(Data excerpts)
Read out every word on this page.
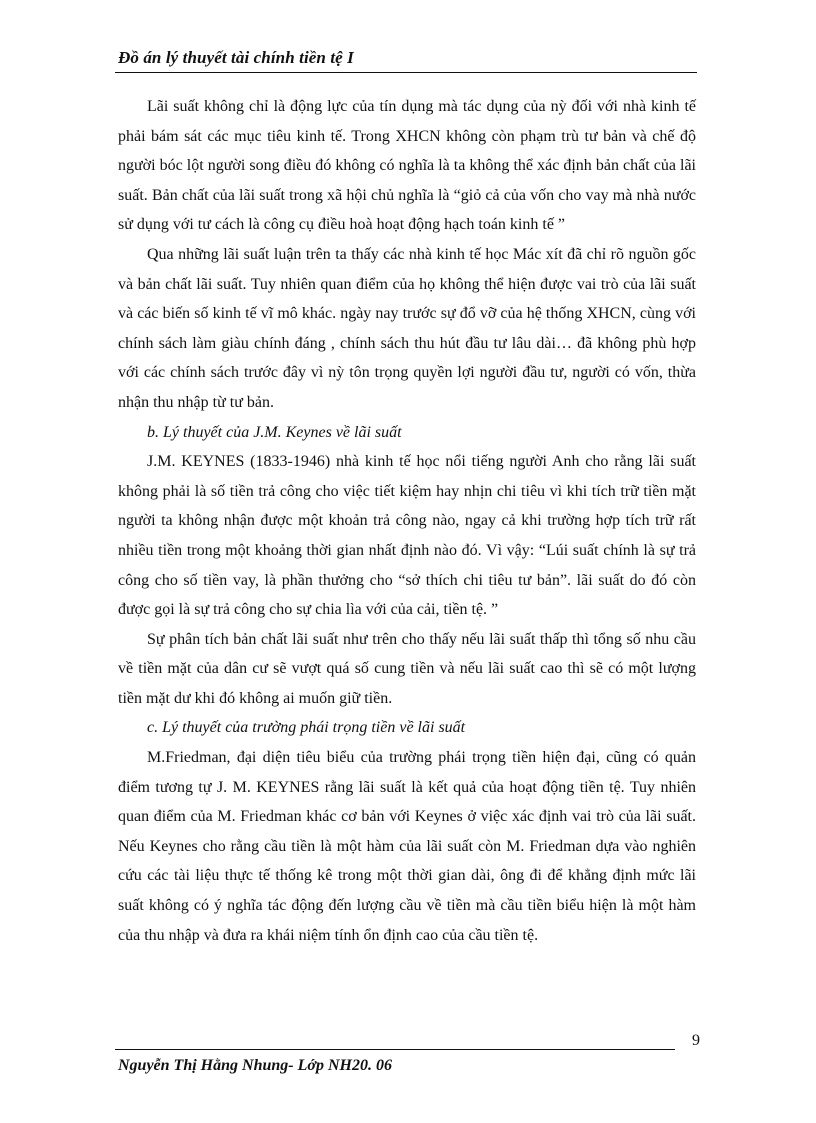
Đồ án lý thuyết tài chính tiền tệ I

Lãi suất không chỉ là động lực của tín dụng mà tác dụng của nỳ đối với nhà kinh tế phải bám sát các mục tiêu kinh tế. Trong XHCN không còn phạm trù tư bản và chế độ người bóc lột người song điều đó không có nghĩa là ta không thể xác định bản chất của lãi suất. Bản chất của lãi suất trong xã hội chủ nghĩa là “giỏ cả của vốn cho vay mà nhà nước sử dụng với tư cách là công cụ điều hoà hoạt động hạch toán kinh tế ”

Qua những lãi suất luận trên ta thấy các nhà kinh tế học Mác xít đã chỉ rõ nguồn gốc và bản chất lãi suất. Tuy nhiên quan điểm của họ không thể hiện được vai trò của lãi suất và các biến số kinh tế vĩ mô khác. ngày nay trước sự đổ vỡ của hệ thống XHCN, cùng với chính sách làm giàu chính đáng , chính sách thu hút đầu tư lâu dài… đã không phù hợp với các chính sách trước đây vì nỳ tôn trọng quyền lợi người đầu tư, người có vốn, thừa nhận thu nhập từ tư bản.

b. Lý thuyết của J.M. Keynes về lãi suất

J.M. KEYNES (1833-1946) nhà kinh tế học nổi tiếng người Anh cho rằng lãi suất không phải là số tiền trả công cho việc tiết kiệm hay nhịn chi tiêu vì khi tích trữ tiền mặt người ta không nhận được một khoản trả công nào, ngay cả khi trường hợp tích trữ rất nhiều tiền trong một khoảng thời gian nhất định nào đó. Vì vậy: “Lúi suất chính là sự trả công cho số tiền vay, là phần thưởng cho “sở thích chi tiêu tư bản”. lãi suất do đó còn được gọi là sự trả công cho sự chia lìa với của cải, tiền tệ. ”

Sự phân tích bản chất lãi suất như trên cho thấy nếu lãi suất thấp thì tổng số nhu cầu về tiền mặt của dân cư sẽ vượt quá số cung tiền và nếu lãi suất cao thì sẽ có một lượng tiền mặt dư khi đó không ai muốn giữ tiền.

c. Lý thuyết của trường phái trọng tiền về lãi suất

M.Friedman, đại diện tiêu biểu của trường phái trọng tiền hiện đại, cũng có quản điểm tương tự J. M. KEYNES rằng lãi suất là kết quả của hoạt động tiền tệ. Tuy nhiên quan điểm của M. Friedman khác cơ bản với Keynes ở việc xác định vai trò của lãi suất. Nếu Keynes cho rằng cầu tiền là một hàm của lãi suất còn M. Friedman dựa vào nghiên cứu các tài liệu thực tế thống kê trong một thời gian dài, ông đi để khẳng định mức lãi suất không có ý nghĩa tác động đến lượng cầu về tiền mà cầu tiền biểu hiện là một hàm của thu nhập và đưa ra khái niệm tính ổn định cao của cầu tiền tệ.

9
Nguyễn Thị Hằng Nhung- Lớp NH20. 06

## EXERCISE TASK
Set each line of the records down exactly, leaving every picture out.

## TASK RESPONSE
Read out every word on this page.
Đồ án lý thuyết tài chính tiền tệ I

Lãi suất không chỉ là động lực của tín dụng mà tác dụng của nỳ đối với nhà kinh tế phải bám sát các mục tiêu kinh tế. Trong XHCN không còn phạm trù tư bản và chế độ người bóc lột người song điều đó không có nghĩa là ta không thể xác định bản chất của lãi suất. Bản chất của lãi suất trong xã hội chủ nghĩa là “giỏ cả của vốn cho vay mà nhà nước sử dụng với tư cách là công cụ điều hoà hoạt động hạch toán kinh tế ”

Qua những lãi suất luận trên ta thấy các nhà kinh tế học Mác xít đã chỉ rõ nguồn gốc và bản chất lãi suất. Tuy nhiên quan điểm của họ không thể hiện được vai trò của lãi suất và các biến số kinh tế vĩ mô khác. ngày nay trước sự đổ vỡ của hệ thống XHCN, cùng với chính sách làm giàu chính đáng , chính sách thu hút đầu tư lâu dài… đã không phù hợp với các chính sách trước đây vì nỳ tôn trọng quyền lợi người đầu tư, người có vốn, thừa nhận thu nhập từ tư bản.

b. Lý thuyết của J.M. Keynes về lãi suất

J.M. KEYNES (1833-1946) nhà kinh tế học nổi tiếng người Anh cho rằng lãi suất không phải là số tiền trả công cho việc tiết kiệm hay nhịn chi tiêu vì khi tích trữ tiền mặt người ta không nhận được một khoản trả công nào, ngay cả khi trường hợp tích trữ rất nhiều tiền trong một khoảng thời gian nhất định nào đó. Vì vậy: “Lúi suất chính là sự trả công cho số tiền vay, là phần thưởng cho “sở thích chi tiêu tư bản”. lãi suất do đó còn được gọi là sự trả công cho sự chia lìa với của cải, tiền tệ. ”

Sự phân tích bản chất lãi suất như trên cho thấy nếu lãi suất thấp thì tổng số nhu cầu về tiền mặt của dân cư sẽ vượt quá số cung tiền và nếu lãi suất cao thì sẽ có một lượng tiền mặt dư khi đó không ai muốn giữ tiền.

c. Lý thuyết của trường phái trọng tiền về lãi suất

M.Friedman, đại diện tiêu biểu của trường phái trọng tiền hiện đại, cũng có quản điểm tương tự J. M. KEYNES rằng lãi suất là kết quả của hoạt động tiền tệ. Tuy nhiên quan điểm của M. Friedman khác cơ bản với Keynes ở việc xác định vai trò của lãi suất. Nếu Keynes cho rằng cầu tiền là một hàm của lãi suất còn M. Friedman dựa vào nghiên cứu các tài liệu thực tế thống kê trong một thời gian dài, ông đi để khẳng định mức lãi suất không có ý nghĩa tác động đến lượng cầu về tiền mà cầu tiền biểu hiện là một hàm của thu nhập và đưa ra khái niệm tính ổn định cao của cầu tiền tệ.

9
Nguyễn Thị Hằng Nhung- Lớp NH20. 06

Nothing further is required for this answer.